### TASK TO COMPLETE:
Each line in the data holding "Peace" should be listed.
BEGIN SUPPLIED RECORDS
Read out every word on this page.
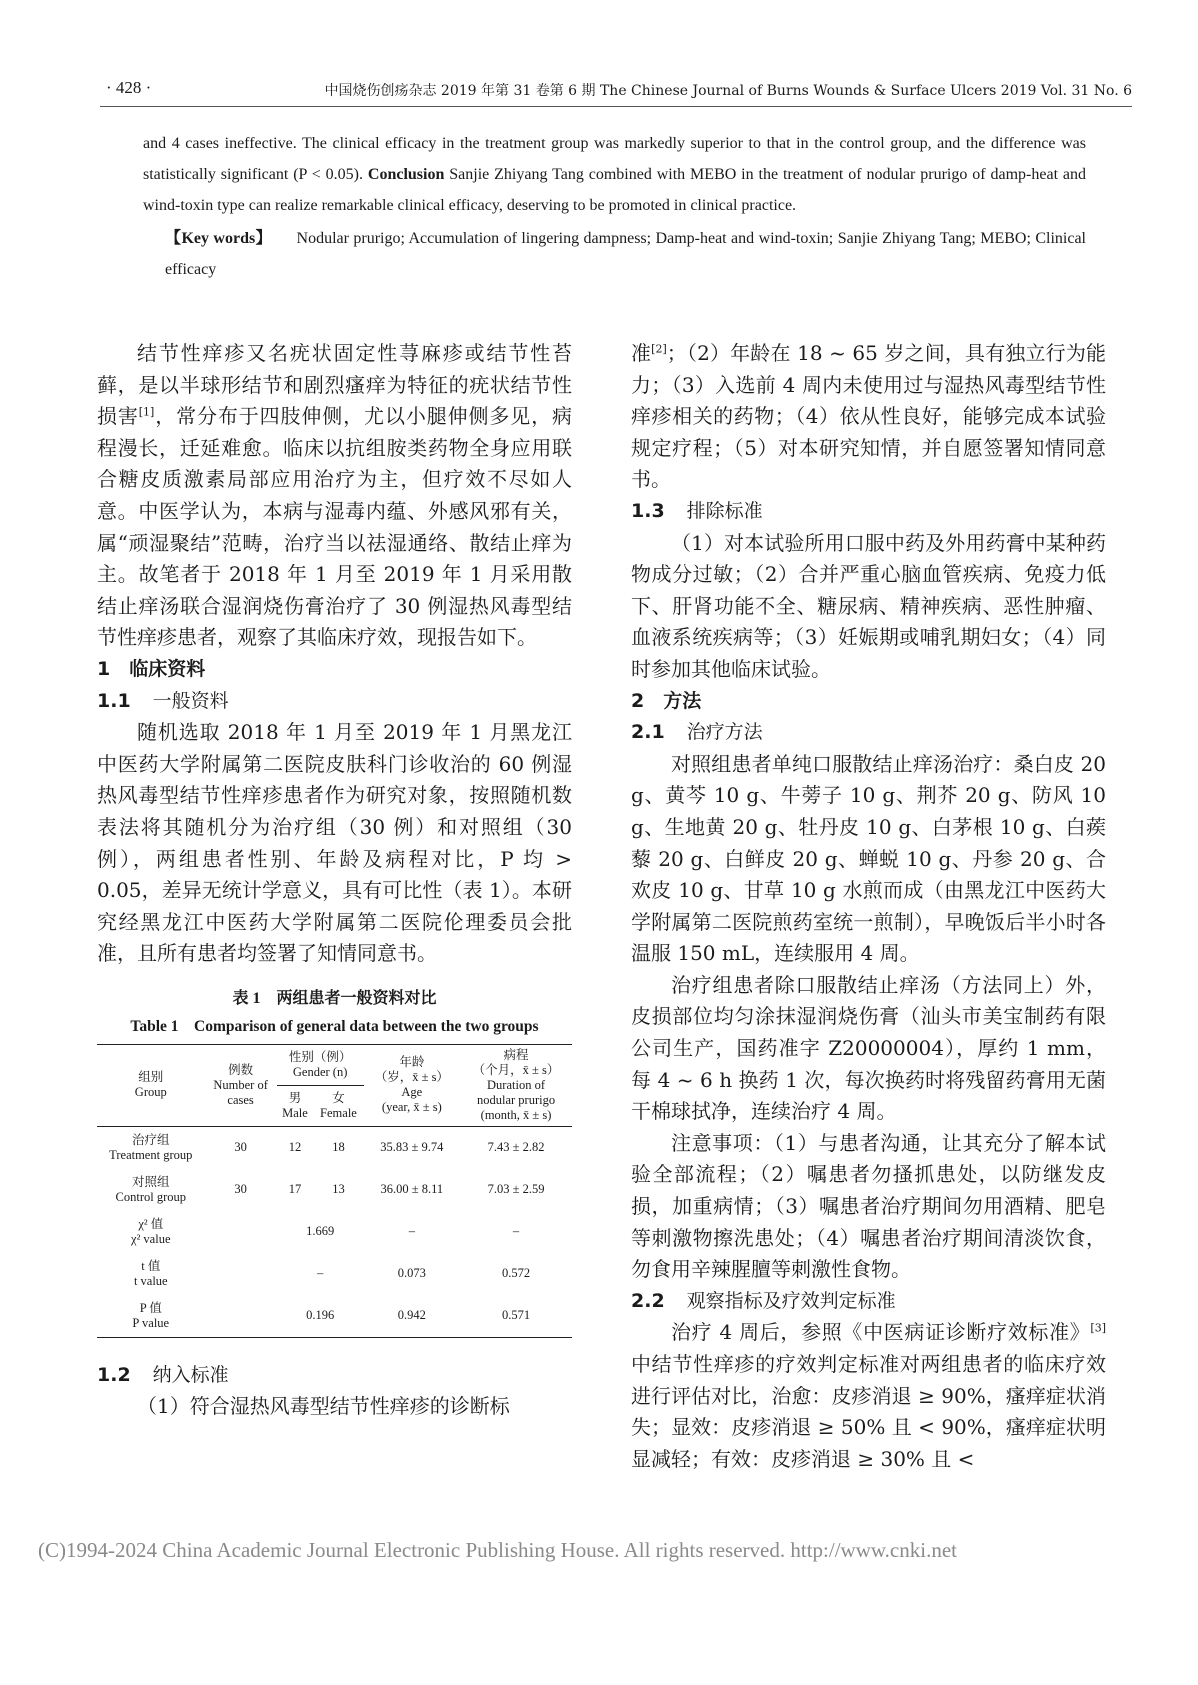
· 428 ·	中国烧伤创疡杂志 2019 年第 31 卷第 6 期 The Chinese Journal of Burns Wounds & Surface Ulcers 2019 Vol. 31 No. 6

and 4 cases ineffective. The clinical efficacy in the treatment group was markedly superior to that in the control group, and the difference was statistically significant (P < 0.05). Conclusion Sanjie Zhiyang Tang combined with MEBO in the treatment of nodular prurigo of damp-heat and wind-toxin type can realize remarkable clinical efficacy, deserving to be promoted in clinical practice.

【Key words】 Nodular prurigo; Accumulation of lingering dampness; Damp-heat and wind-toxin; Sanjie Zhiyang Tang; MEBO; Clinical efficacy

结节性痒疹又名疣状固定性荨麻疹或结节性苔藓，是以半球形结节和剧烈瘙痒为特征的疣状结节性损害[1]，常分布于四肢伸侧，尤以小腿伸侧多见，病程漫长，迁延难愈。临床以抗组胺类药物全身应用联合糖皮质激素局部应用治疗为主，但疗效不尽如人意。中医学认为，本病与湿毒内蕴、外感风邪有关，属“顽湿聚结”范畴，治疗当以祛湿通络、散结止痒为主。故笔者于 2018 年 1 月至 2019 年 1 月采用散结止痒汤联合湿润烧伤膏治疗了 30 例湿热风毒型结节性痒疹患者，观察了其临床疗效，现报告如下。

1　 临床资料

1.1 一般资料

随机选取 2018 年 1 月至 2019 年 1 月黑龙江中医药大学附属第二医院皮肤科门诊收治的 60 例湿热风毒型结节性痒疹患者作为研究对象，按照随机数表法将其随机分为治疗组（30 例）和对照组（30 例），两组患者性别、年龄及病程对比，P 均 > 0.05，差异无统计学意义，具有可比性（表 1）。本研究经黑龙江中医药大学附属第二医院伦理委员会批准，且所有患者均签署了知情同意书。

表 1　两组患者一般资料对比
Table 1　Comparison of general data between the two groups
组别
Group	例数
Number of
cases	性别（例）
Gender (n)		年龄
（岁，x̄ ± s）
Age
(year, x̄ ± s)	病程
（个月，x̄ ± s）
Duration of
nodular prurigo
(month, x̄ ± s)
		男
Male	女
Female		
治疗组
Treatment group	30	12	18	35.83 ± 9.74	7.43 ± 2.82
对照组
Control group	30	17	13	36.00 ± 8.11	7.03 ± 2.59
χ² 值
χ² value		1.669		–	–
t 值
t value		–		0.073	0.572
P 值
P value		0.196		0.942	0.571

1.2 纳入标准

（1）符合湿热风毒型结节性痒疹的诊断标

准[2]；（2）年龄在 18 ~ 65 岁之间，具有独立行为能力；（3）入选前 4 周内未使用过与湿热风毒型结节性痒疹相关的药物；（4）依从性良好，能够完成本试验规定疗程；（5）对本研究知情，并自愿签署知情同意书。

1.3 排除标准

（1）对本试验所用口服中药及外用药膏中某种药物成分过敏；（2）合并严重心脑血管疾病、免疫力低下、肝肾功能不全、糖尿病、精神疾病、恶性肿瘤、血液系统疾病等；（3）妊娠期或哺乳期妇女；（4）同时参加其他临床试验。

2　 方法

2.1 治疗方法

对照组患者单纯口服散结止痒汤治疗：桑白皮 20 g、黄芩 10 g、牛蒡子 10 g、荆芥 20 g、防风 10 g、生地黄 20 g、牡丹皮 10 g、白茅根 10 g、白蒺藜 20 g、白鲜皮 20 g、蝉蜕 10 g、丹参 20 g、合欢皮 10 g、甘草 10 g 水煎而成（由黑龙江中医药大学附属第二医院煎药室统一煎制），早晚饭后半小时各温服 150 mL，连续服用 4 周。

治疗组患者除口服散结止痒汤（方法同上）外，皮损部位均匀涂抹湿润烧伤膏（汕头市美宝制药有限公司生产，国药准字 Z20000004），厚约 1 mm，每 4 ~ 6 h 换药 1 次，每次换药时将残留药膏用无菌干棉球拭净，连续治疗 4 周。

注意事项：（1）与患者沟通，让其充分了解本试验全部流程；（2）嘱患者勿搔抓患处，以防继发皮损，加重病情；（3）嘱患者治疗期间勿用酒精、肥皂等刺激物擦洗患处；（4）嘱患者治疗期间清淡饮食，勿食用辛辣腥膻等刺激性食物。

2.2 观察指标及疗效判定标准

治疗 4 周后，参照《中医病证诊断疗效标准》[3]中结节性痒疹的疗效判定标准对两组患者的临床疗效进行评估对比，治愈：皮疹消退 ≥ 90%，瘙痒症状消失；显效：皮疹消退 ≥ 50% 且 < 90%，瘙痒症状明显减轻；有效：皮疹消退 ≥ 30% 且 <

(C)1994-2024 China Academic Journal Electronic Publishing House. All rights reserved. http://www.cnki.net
END SUPPLIED RECORDS
BEGIN SUPPLIED RECORDS
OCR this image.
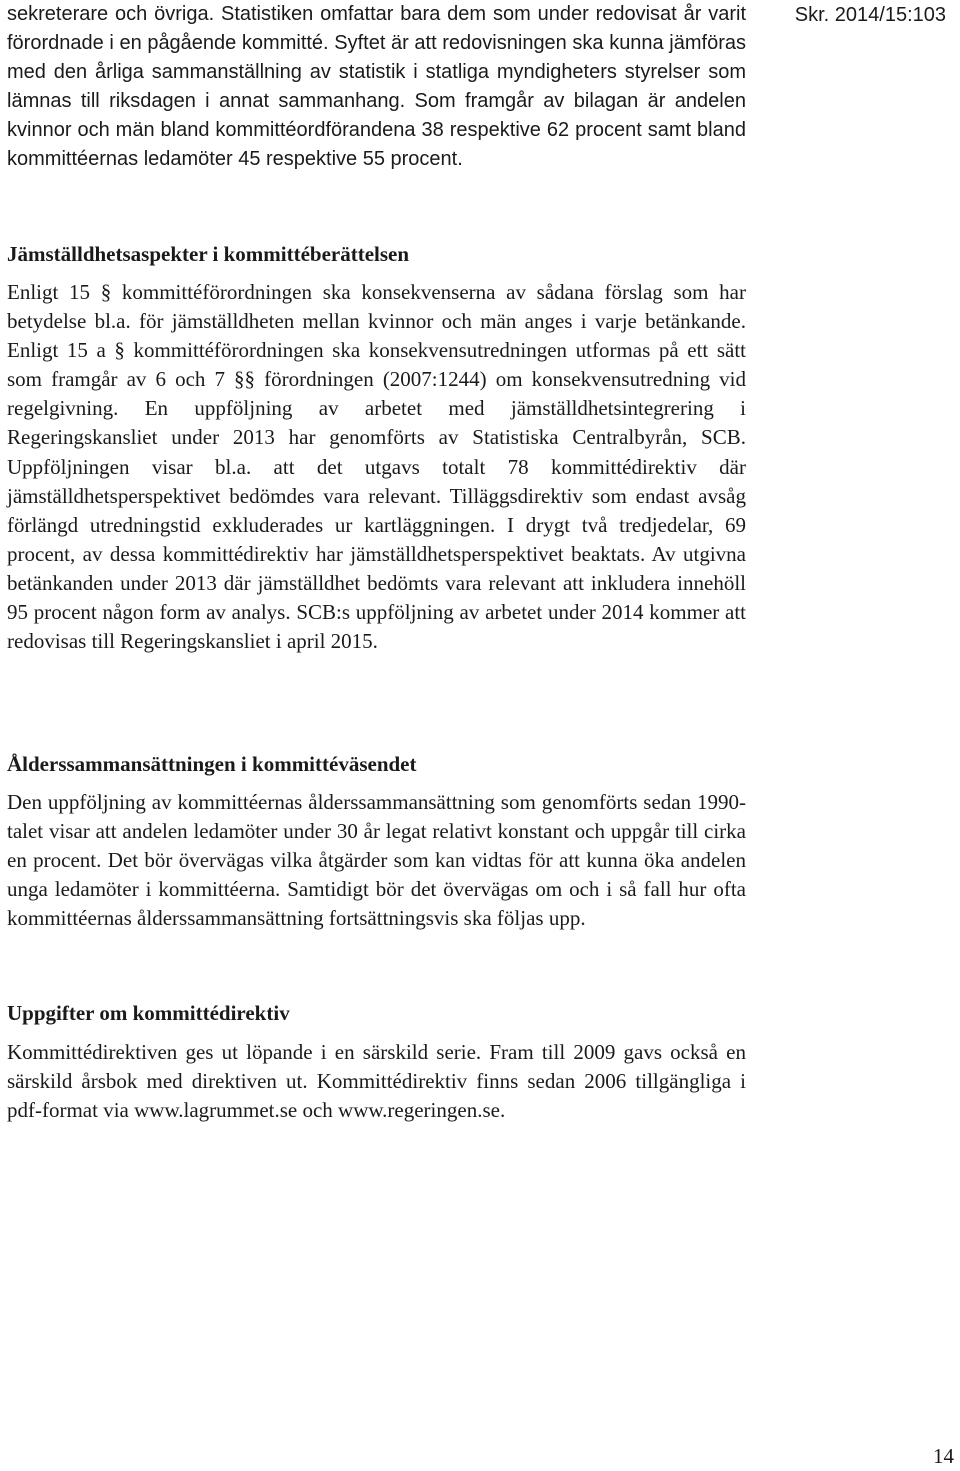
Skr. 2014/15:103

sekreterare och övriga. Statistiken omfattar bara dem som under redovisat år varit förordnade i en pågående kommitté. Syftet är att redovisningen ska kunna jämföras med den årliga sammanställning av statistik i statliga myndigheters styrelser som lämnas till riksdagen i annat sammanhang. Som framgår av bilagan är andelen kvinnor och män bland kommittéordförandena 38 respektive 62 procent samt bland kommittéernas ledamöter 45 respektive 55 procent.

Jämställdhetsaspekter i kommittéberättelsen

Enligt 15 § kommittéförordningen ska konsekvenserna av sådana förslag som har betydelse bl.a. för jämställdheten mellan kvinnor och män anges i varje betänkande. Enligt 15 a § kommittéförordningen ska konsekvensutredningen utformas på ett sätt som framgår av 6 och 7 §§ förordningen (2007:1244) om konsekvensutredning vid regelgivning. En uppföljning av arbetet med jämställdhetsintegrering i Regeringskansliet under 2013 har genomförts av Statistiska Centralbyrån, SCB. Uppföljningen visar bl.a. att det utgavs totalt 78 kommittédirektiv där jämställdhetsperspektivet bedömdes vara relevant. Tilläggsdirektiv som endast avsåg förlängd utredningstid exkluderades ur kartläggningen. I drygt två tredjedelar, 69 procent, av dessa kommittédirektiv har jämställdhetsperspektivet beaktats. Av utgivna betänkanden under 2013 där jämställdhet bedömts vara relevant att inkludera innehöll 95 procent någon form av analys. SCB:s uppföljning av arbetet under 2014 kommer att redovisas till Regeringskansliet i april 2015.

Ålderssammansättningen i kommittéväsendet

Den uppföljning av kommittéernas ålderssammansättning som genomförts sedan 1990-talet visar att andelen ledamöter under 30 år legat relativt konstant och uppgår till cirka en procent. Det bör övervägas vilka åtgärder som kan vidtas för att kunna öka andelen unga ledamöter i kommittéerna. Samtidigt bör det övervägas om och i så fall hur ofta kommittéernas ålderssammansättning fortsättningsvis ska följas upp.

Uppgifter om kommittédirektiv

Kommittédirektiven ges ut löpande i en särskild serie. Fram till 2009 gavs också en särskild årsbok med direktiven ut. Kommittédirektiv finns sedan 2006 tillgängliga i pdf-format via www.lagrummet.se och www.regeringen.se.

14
END SUPPLIED RECORDS
BEGIN SUPPLIED RECORDS
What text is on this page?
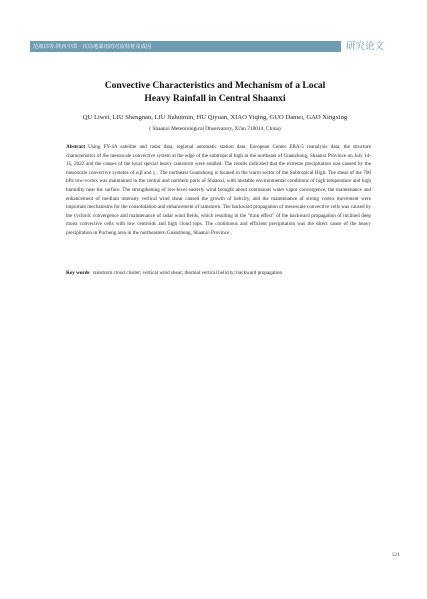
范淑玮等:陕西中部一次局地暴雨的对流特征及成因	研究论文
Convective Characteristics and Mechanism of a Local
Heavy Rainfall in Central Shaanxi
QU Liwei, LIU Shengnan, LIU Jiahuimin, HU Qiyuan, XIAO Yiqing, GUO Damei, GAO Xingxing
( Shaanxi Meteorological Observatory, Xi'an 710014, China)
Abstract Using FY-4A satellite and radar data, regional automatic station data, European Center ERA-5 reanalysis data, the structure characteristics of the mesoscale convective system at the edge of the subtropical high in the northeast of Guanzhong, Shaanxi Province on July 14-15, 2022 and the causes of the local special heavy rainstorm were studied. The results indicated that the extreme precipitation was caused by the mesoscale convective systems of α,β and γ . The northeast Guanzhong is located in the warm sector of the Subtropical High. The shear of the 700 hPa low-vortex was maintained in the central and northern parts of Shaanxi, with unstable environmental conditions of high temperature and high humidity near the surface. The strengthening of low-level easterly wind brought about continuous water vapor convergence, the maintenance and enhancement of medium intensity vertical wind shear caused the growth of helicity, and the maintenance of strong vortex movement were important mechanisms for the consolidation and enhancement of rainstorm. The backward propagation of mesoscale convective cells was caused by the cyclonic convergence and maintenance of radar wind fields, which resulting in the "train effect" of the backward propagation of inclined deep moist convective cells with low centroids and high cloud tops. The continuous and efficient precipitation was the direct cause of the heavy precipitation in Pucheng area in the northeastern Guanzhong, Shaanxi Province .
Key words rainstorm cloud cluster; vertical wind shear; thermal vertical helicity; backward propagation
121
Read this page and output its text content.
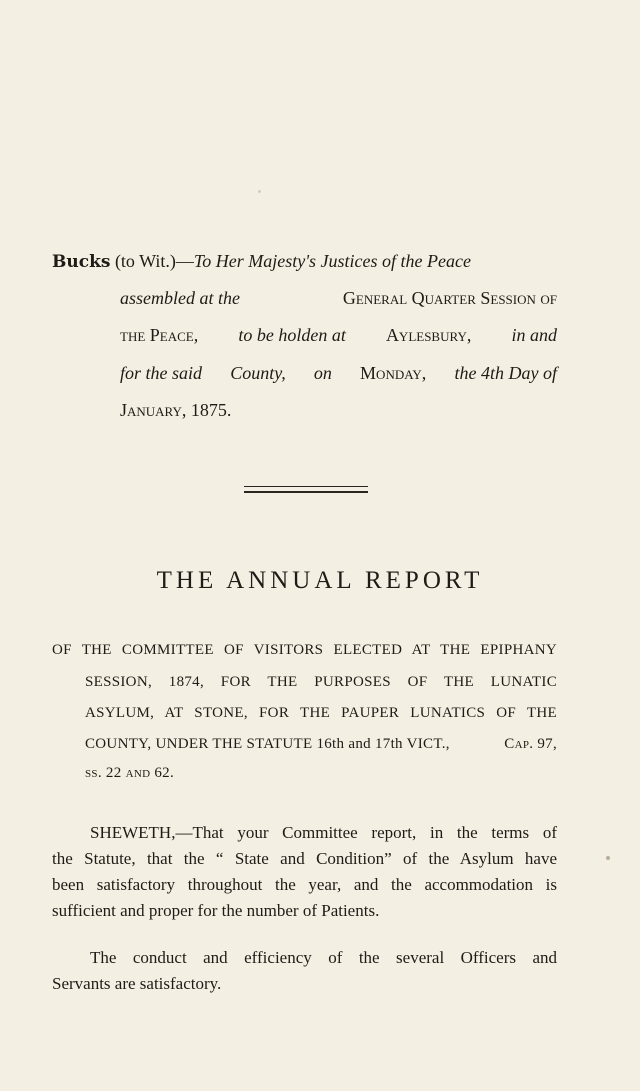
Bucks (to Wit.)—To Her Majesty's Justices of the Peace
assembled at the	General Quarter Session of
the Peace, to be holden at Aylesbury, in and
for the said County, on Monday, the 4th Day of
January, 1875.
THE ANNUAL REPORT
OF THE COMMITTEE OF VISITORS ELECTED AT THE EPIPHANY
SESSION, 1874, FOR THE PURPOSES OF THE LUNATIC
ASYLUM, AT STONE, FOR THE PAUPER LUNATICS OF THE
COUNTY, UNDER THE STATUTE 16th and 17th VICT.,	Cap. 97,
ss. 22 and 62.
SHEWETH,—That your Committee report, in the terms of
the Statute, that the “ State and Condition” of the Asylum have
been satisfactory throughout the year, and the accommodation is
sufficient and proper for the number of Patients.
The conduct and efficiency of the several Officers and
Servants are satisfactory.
END SUPPLIED RECORDS
### TASK OUTPUT:
Bucks (to Wit.)—To Her Majesty's Justices of the Peace
the Peace, to be holden at Aylesbury, in and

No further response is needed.